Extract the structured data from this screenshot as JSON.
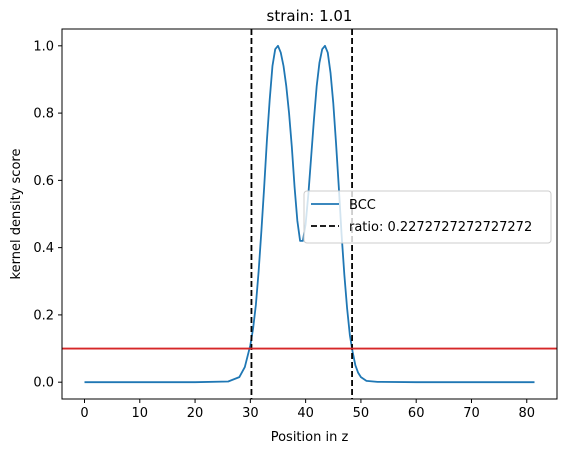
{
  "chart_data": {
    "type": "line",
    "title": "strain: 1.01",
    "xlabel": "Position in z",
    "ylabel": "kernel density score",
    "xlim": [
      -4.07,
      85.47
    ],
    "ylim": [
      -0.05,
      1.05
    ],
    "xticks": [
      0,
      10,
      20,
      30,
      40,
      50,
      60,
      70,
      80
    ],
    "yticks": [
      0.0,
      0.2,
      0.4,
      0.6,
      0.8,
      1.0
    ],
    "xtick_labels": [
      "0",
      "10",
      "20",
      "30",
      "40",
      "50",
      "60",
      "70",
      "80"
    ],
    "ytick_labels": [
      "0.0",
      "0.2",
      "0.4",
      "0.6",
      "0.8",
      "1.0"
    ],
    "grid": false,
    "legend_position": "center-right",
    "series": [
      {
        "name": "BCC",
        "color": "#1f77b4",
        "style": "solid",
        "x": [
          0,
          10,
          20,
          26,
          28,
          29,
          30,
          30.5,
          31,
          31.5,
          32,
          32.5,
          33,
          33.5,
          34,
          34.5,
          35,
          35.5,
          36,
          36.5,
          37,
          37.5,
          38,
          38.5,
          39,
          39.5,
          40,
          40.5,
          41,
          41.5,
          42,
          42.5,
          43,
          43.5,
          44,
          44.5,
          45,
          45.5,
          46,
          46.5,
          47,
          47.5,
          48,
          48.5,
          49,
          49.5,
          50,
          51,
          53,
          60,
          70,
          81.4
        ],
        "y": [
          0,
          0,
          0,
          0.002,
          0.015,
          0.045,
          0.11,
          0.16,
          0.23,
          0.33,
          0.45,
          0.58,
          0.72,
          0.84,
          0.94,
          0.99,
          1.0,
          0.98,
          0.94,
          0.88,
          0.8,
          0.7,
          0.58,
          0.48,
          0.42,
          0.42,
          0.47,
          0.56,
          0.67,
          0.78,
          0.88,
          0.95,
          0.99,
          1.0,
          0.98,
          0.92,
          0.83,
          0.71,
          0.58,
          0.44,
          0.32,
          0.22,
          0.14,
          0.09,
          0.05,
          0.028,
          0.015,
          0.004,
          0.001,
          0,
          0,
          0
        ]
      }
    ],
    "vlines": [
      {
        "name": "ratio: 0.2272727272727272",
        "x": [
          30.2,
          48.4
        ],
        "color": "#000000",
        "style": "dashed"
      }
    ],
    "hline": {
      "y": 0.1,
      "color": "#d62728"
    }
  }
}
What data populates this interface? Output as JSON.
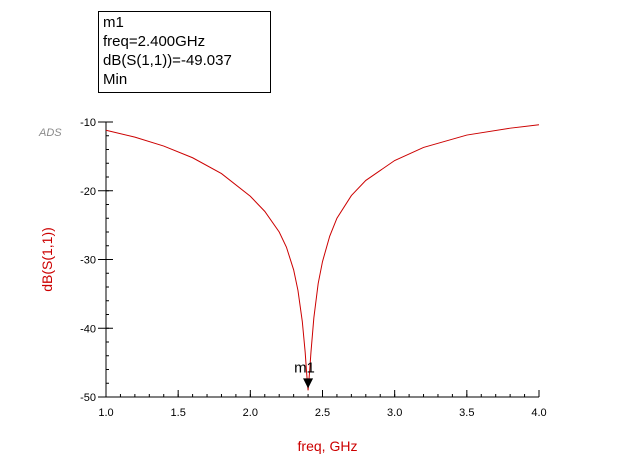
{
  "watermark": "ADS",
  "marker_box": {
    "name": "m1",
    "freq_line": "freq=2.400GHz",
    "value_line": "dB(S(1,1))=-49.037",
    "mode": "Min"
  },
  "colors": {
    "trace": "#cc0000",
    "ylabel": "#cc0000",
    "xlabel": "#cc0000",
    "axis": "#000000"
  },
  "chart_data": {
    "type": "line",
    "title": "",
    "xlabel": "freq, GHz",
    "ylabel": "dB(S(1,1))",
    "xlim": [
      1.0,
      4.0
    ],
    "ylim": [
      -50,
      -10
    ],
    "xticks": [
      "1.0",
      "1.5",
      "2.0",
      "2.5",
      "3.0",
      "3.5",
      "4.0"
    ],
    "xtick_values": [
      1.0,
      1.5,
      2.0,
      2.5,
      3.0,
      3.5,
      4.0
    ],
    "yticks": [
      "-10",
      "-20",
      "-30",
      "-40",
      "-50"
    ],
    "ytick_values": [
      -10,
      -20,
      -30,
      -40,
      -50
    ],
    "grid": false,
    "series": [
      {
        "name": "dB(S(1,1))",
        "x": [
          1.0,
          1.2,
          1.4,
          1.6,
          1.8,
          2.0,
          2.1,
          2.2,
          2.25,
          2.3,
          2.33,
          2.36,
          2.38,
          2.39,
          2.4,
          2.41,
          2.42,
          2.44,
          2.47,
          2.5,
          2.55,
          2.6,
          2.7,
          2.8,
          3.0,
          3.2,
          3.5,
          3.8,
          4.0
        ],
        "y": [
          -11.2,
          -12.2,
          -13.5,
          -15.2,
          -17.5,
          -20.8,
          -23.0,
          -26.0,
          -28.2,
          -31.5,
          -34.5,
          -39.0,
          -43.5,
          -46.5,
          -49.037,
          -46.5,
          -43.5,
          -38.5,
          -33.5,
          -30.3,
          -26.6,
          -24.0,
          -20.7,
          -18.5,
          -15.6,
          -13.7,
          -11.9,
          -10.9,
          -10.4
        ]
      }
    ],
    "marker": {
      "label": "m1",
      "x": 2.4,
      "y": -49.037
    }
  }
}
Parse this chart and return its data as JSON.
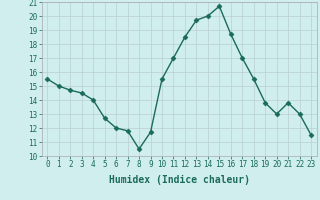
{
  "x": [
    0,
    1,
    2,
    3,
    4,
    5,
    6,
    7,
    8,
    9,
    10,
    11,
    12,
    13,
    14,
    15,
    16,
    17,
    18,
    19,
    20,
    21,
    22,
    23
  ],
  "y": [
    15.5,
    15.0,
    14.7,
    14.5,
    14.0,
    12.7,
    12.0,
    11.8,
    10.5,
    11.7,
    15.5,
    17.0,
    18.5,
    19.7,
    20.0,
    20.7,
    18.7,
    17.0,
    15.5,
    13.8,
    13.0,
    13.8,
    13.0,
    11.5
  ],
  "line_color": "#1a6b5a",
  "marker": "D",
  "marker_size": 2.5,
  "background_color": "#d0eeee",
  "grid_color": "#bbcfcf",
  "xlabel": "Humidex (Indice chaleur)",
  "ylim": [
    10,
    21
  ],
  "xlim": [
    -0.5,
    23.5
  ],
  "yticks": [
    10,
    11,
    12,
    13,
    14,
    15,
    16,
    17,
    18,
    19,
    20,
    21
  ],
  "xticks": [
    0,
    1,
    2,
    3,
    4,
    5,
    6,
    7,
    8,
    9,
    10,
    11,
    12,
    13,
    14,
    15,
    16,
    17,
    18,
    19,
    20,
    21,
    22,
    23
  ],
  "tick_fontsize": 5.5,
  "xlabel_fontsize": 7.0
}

-.-.-

- [Problem to solve]:
Work out how many lines in the entries hold the string "ylabel". Your answer should consist solely of that number.

- [In response]:
3